▶ [Directive] Find each line with the string "this" and report it.

Collected data entries:
--- Begin ---

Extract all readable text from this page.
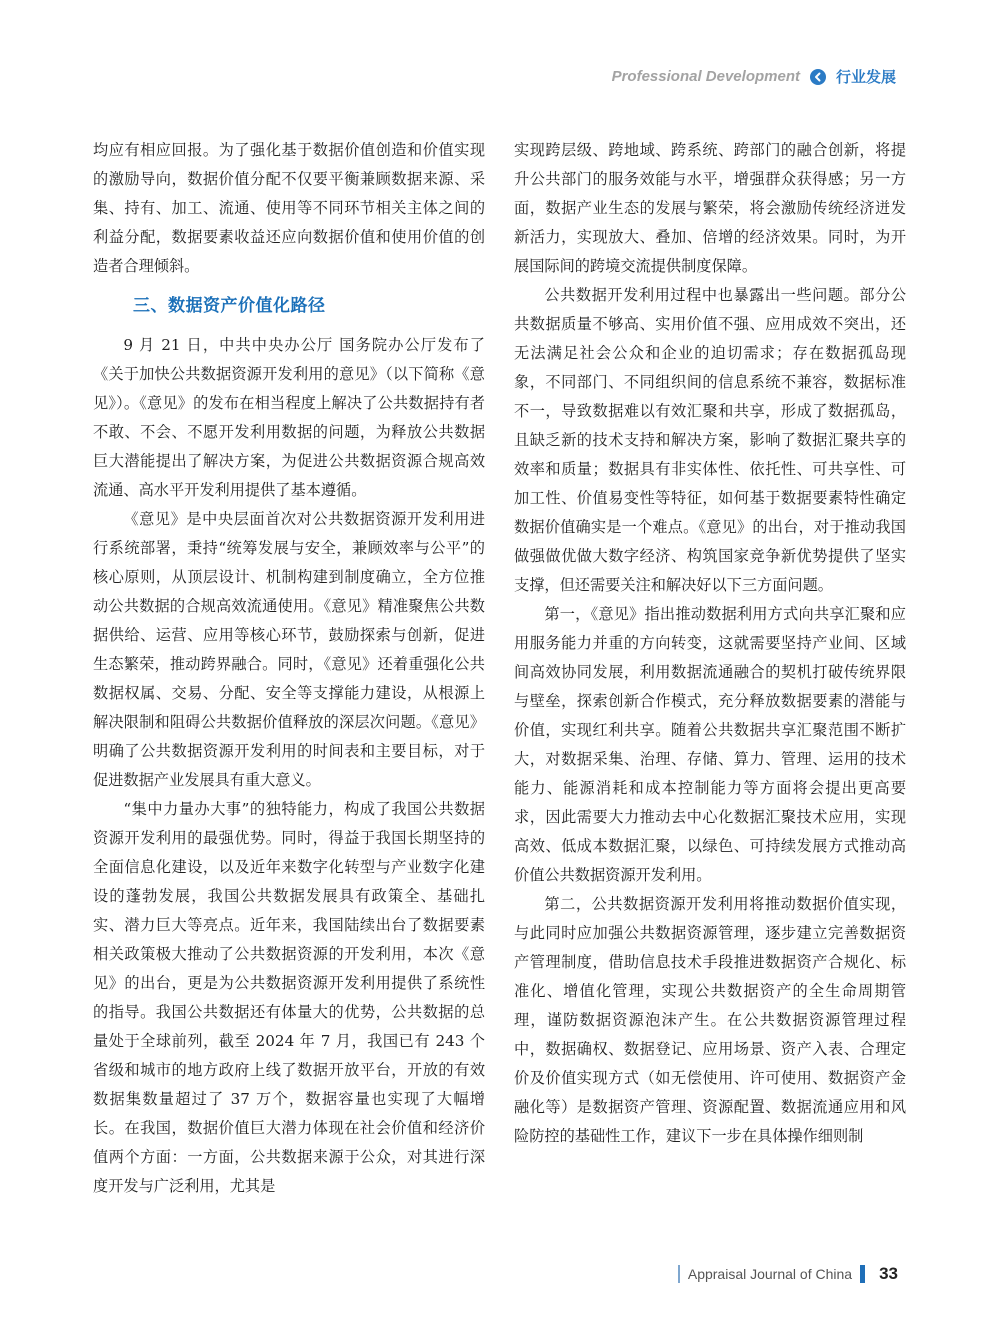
Professional Development 行业发展

均应有相应回报。为了强化基于数据价值创造和价值实现的激励导向，数据价值分配不仅要平衡兼顾数据来源、采集、持有、加工、流通、使用等不同环节相关主体之间的利益分配，数据要素收益还应向数据价值和使用价值的创造者合理倾斜。

三、数据资产价值化路径

9 月 21 日，中共中央办公厅 国务院办公厅发布了《关于加快公共数据资源开发利用的意见》（以下简称《意见》）。《意见》的发布在相当程度上解决了公共数据持有者不敢、不会、不愿开发利用数据的问题，为释放公共数据巨大潜能提出了解决方案，为促进公共数据资源合规高效流通、高水平开发利用提供了基本遵循。

《意见》是中央层面首次对公共数据资源开发利用进行系统部署，秉持“统筹发展与安全，兼顾效率与公平”的核心原则，从顶层设计、机制构建到制度确立，全方位推动公共数据的合规高效流通使用。《意见》精准聚焦公共数据供给、运营、应用等核心环节，鼓励探索与创新，促进生态繁荣，推动跨界融合。同时，《意见》还着重强化公共数据权属、交易、分配、安全等支撑能力建设，从根源上解决限制和阻碍公共数据价值释放的深层次问题。《意见》明确了公共数据资源开发利用的时间表和主要目标，对于促进数据产业发展具有重大意义。

“集中力量办大事”的独特能力，构成了我国公共数据资源开发利用的最强优势。同时，得益于我国长期坚持的全面信息化建设，以及近年来数字化转型与产业数字化建设的蓬勃发展，我国公共数据发展具有政策全、基础扎实、潜力巨大等亮点。近年来，我国陆续出台了数据要素相关政策极大推动了公共数据资源的开发利用，本次《意见》的出台，更是为公共数据资源开发利用提供了系统性的指导。我国公共数据还有体量大的优势，公共数据的总量处于全球前列，截至 2024 年 7 月，我国已有 243 个省级和城市的地方政府上线了数据开放平台，开放的有效数据集数量超过了 37 万个，数据容量也实现了大幅增长。在我国，数据价值巨大潜力体现在社会价值和经济价值两个方面：一方面，公共数据来源于公众，对其进行深度开发与广泛利用，尤其是

实现跨层级、跨地域、跨系统、跨部门的融合创新，将提升公共部门的服务效能与水平，增强群众获得感；另一方面，数据产业生态的发展与繁荣，将会激励传统经济迸发新活力，实现放大、叠加、倍增的经济效果。同时，为开展国际间的跨境交流提供制度保障。

公共数据开发利用过程中也暴露出一些问题。部分公共数据质量不够高、实用价值不强、应用成效不突出，还无法满足社会公众和企业的迫切需求；存在数据孤岛现象，不同部门、不同组织间的信息系统不兼容，数据标准不一，导致数据难以有效汇聚和共享，形成了数据孤岛，且缺乏新的技术支持和解决方案，影响了数据汇聚共享的效率和质量；数据具有非实体性、依托性、可共享性、可加工性、价值易变性等特征，如何基于数据要素特性确定数据价值确实是一个难点。《意见》的出台，对于推动我国做强做优做大数字经济、构筑国家竞争新优势提供了坚实支撑，但还需要关注和解决好以下三方面问题。

第一，《意见》指出推动数据利用方式向共享汇聚和应用服务能力并重的方向转变，这就需要坚持产业间、区域间高效协同发展，利用数据流通融合的契机打破传统界限与壁垒，探索创新合作模式，充分释放数据要素的潜能与价值，实现红利共享。随着公共数据共享汇聚范围不断扩大，对数据采集、治理、存储、算力、管理、运用的技术能力、能源消耗和成本控制能力等方面将会提出更高要求，因此需要大力推动去中心化数据汇聚技术应用，实现高效、低成本数据汇聚，以绿色、可持续发展方式推动高价值公共数据资源开发利用。

第二，公共数据资源开发利用将推动数据价值实现，与此同时应加强公共数据资源管理，逐步建立完善数据资产管理制度，借助信息技术手段推进数据资产合规化、标准化、增值化管理，实现公共数据资产的全生命周期管理，谨防数据资源泡沫产生。在公共数据资源管理过程中，数据确权、数据登记、应用场景、资产入表、合理定价及价值实现方式（如无偿使用、许可使用、数据资产金融化等）是数据资产管理、资源配置、数据流通应用和风险防控的基础性工作，建议下一步在具体操作细则制

Appraisal Journal of China 33
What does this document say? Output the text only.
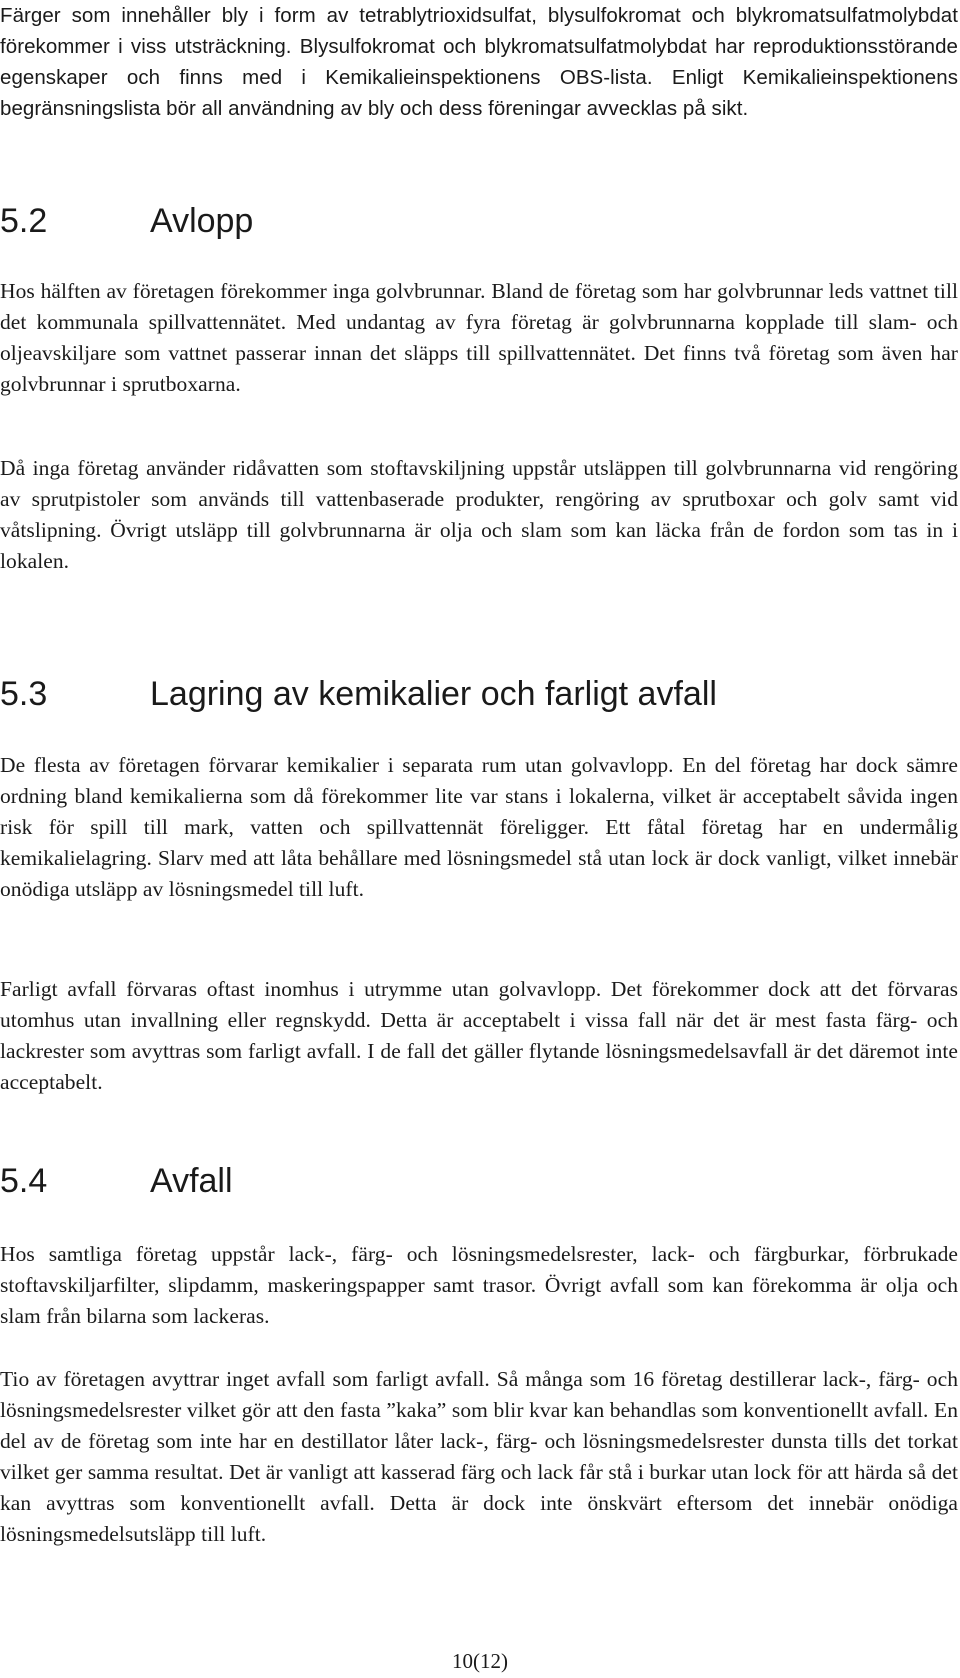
Färger som innehåller bly i form av tetrablytrioxidsulfat, blysulfokromat och blykromatsulfatmolybdat förekommer i viss utsträckning. Blysulfokromat och blykromatsulfatmolybdat har reproduktionsstörande egenskaper och finns med i Kemikalieinspektionens OBS-lista. Enligt Kemikalieinspektionens begränsningslista bör all användning av bly och dess föreningar avvecklas på sikt.

5.2	Avlopp

Hos hälften av företagen förekommer inga golvbrunnar. Bland de företag som har golvbrunnar leds vattnet till det kommunala spillvattennätet. Med undantag av fyra företag är golvbrunnarna kopplade till slam- och oljeavskiljare som vattnet passerar innan det släpps till spillvattennätet. Det finns två företag som även har golvbrunnar i sprutboxarna.

Då inga företag använder ridåvatten som stoftavskiljning uppstår utsläppen till golvbrunnarna vid rengöring av sprutpistoler som används till vattenbaserade produkter, rengöring av sprutboxar och golv samt vid våtslipning. Övrigt utsläpp till golvbrunnarna är olja och slam som kan läcka från de fordon som tas in i lokalen.

5.3	Lagring av kemikalier och farligt avfall

De flesta av företagen förvarar kemikalier i separata rum utan golvavlopp. En del företag har dock sämre ordning bland kemikalierna som då förekommer lite var stans i lokalerna, vilket är acceptabelt såvida ingen risk för spill till mark, vatten och spillvattennät föreligger. Ett fåtal företag har en undermålig kemikalielagring. Slarv med att låta behållare med lösningsmedel stå utan lock är dock vanligt, vilket innebär onödiga utsläpp av lösningsmedel till luft.

Farligt avfall förvaras oftast inomhus i utrymme utan golvavlopp. Det förekommer dock att det förvaras utomhus utan invallning eller regnskydd. Detta är acceptabelt i vissa fall när det är mest fasta färg- och lackrester som avyttras som farligt avfall. I de fall det gäller flytande lösningsmedelsavfall är det däremot inte acceptabelt.

5.4	Avfall

Hos samtliga företag uppstår lack-, färg- och lösningsmedelsrester, lack- och färgburkar, förbrukade stoftavskiljarfilter, slipdamm, maskeringspapper samt trasor. Övrigt avfall som kan förekomma är olja och slam från bilarna som lackeras.

Tio av företagen avyttrar inget avfall som farligt avfall. Så många som 16 företag destillerar lack-, färg- och lösningsmedelsrester vilket gör att den fasta ”kaka” som blir kvar kan behandlas som konventionellt avfall. En del av de företag som inte har en destillator låter lack-, färg- och lösningsmedelsrester dunsta tills det torkat vilket ger samma resultat. Det är vanligt att kasserad färg och lack får stå i burkar utan lock för att härda så det kan avyttras som konventionellt avfall. Detta är dock inte önskvärt eftersom det innebär onödiga lösningsmedelsutsläpp till luft.

10(12)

--- End ---

▶ [Solution]
Extract all readable text from this page.
What does this document say? Output the text only.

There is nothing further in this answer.